* OBJECTIVE: Read the lines below. Copy out any that hold the string "Dati".

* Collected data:
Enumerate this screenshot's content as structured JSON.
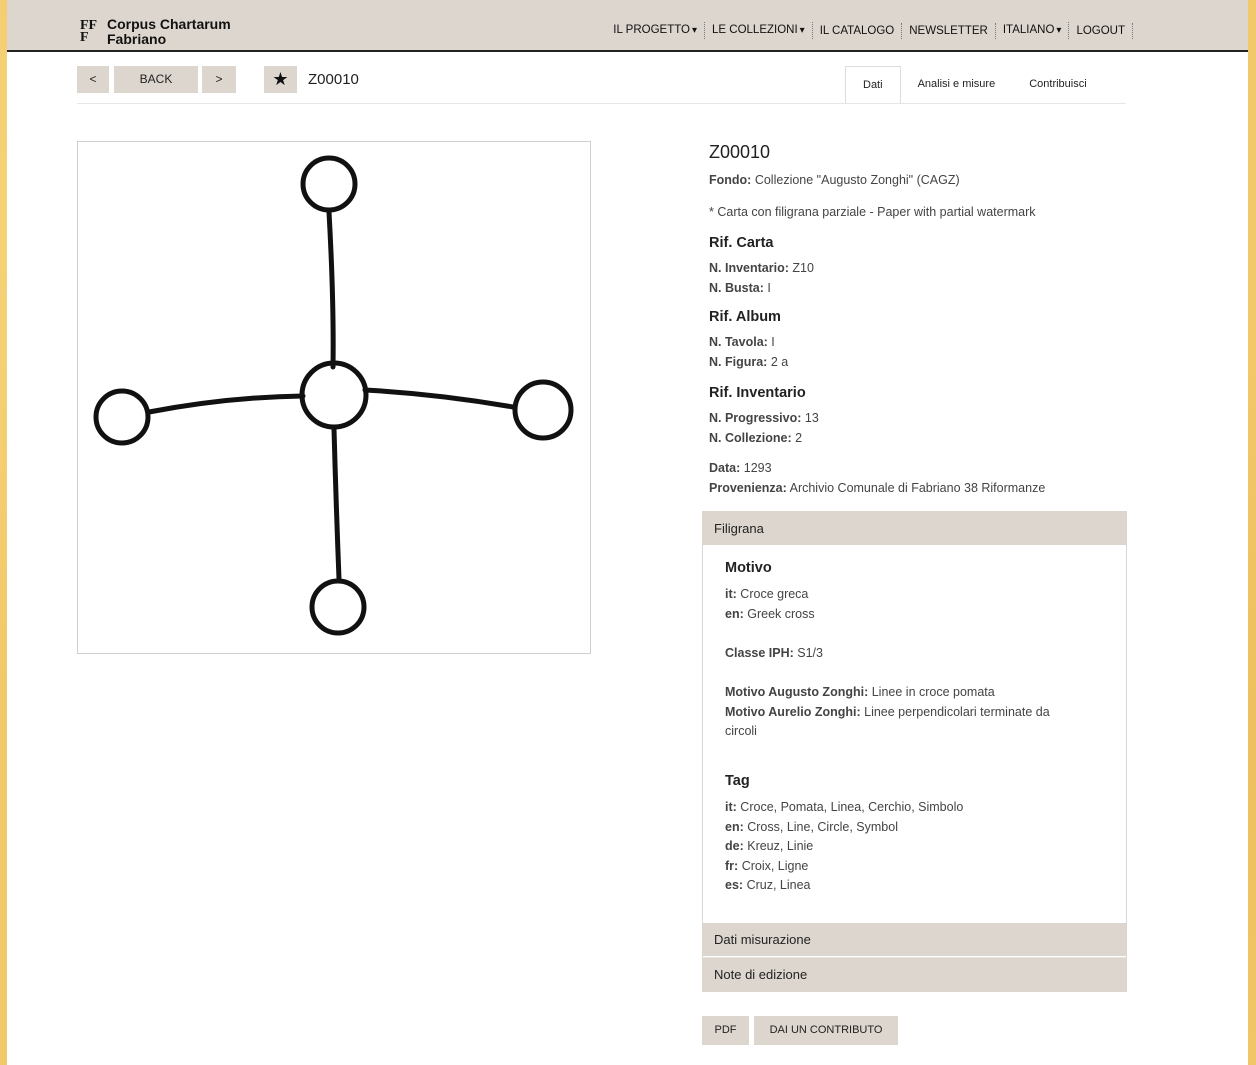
{
  "header": {
    "logo_mark_top": "FF",
    "logo_mark_bottom": "F",
    "logo_line1": "Corpus Chartarum",
    "logo_line2": "Fabriano",
    "nav": {
      "progetto": "IL PROGETTO",
      "collezioni": "LE COLLEZIONI",
      "catalogo": "IL CATALOGO",
      "newsletter": "NEWSLETTER",
      "lingua": "ITALIANO",
      "logout": "LOGOUT",
      "caret": "▾"
    }
  },
  "toolbar": {
    "prev": "<",
    "back": "BACK",
    "next": ">",
    "star": "★",
    "record_id": "Z00010",
    "tabs": {
      "dati": "Dati",
      "analisi": "Analisi e misure",
      "contribuisci": "Contribuisci"
    }
  },
  "record": {
    "title": "Z00010",
    "fondo_label": "Fondo:",
    "fondo_value": "Collezione \"Augusto Zonghi\" (CAGZ)",
    "note": "* Carta con filigrana parziale - Paper with partial watermark",
    "rif_carta": {
      "heading": "Rif. Carta",
      "inventario_label": "N. Inventario:",
      "inventario_value": "Z10",
      "busta_label": "N. Busta:",
      "busta_value": "I"
    },
    "rif_album": {
      "heading": "Rif. Album",
      "tavola_label": "N. Tavola:",
      "tavola_value": "I",
      "figura_label": "N. Figura:",
      "figura_value": "2 a"
    },
    "rif_inventario": {
      "heading": "Rif. Inventario",
      "progressivo_label": "N. Progressivo:",
      "progressivo_value": "13",
      "collezione_label": "N. Collezione:",
      "collezione_value": "2"
    },
    "data_label": "Data:",
    "data_value": "1293",
    "provenienza_label": "Provenienza:",
    "provenienza_value": "Archivio Comunale di Fabriano 38 Riformanze"
  },
  "filigrana": {
    "heading": "Filigrana",
    "motivo_heading": "Motivo",
    "it_label": "it:",
    "it_value": "Croce greca",
    "en_label": "en:",
    "en_value": "Greek cross",
    "classe_label": "Classe IPH:",
    "classe_value": "S1/3",
    "augusto_label": "Motivo Augusto Zonghi:",
    "augusto_value": "Linee in croce pomata",
    "aurelio_label": "Motivo Aurelio Zonghi:",
    "aurelio_value": "Linee perpendicolari terminate da",
    "aurelio_value2": "circoli",
    "tag_heading": "Tag",
    "tags": {
      "it_label": "it:",
      "it_value": "Croce, Pomata, Linea, Cerchio, Simbolo",
      "en_label": "en:",
      "en_value": "Cross, Line, Circle, Symbol",
      "de_label": "de:",
      "de_value": "Kreuz, Linie",
      "fr_label": "fr:",
      "fr_value": "Croix, Ligne",
      "es_label": "es:",
      "es_value": "Cruz, Linea"
    }
  },
  "accordion": {
    "misurazione": "Dati misurazione",
    "note_edizione": "Note di edizione"
  },
  "actions": {
    "pdf": "PDF",
    "contributo": "DAI UN CONTRIBUTO"
  }
}
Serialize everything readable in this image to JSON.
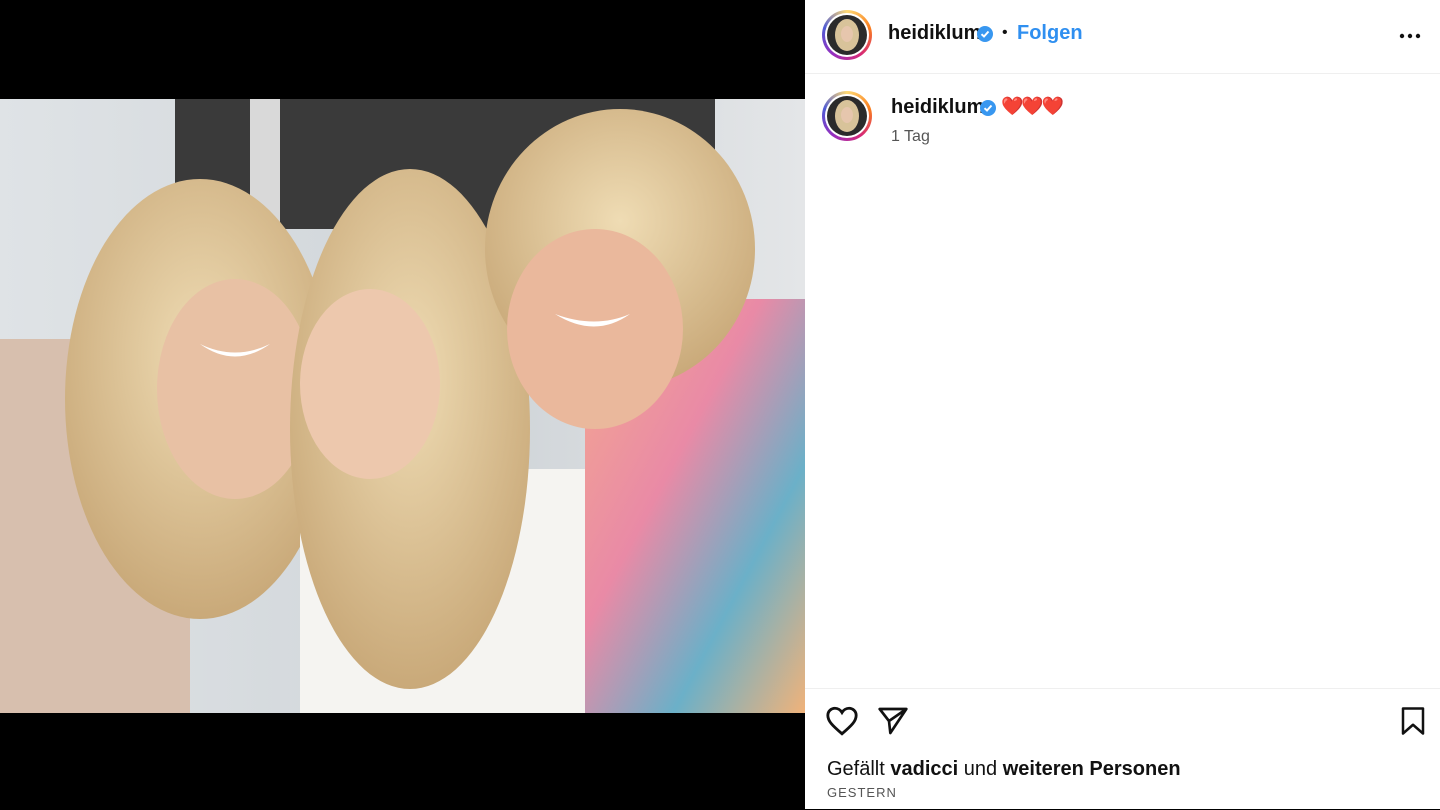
{
  "post": {
    "username": "heidiklum",
    "follow_label": "Folgen",
    "separator": "•",
    "caption": "❤️❤️❤️",
    "age": "1 Tag"
  },
  "likes": {
    "prefix": "Gefällt",
    "liker": "vadicci",
    "connector": "und",
    "others": "weiteren Personen"
  },
  "date_label": "GESTERN",
  "icons": {
    "verified": "verified-badge-icon",
    "more": "more-options-icon",
    "like": "heart-icon",
    "share": "share-icon",
    "save": "bookmark-icon"
  },
  "colors": {
    "accent": "#2f8ff0",
    "verified": "#3897f0"
  }
}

* TASK RESULT:
      "dati": "Dati",
    "misurazione": "Dati misurazione",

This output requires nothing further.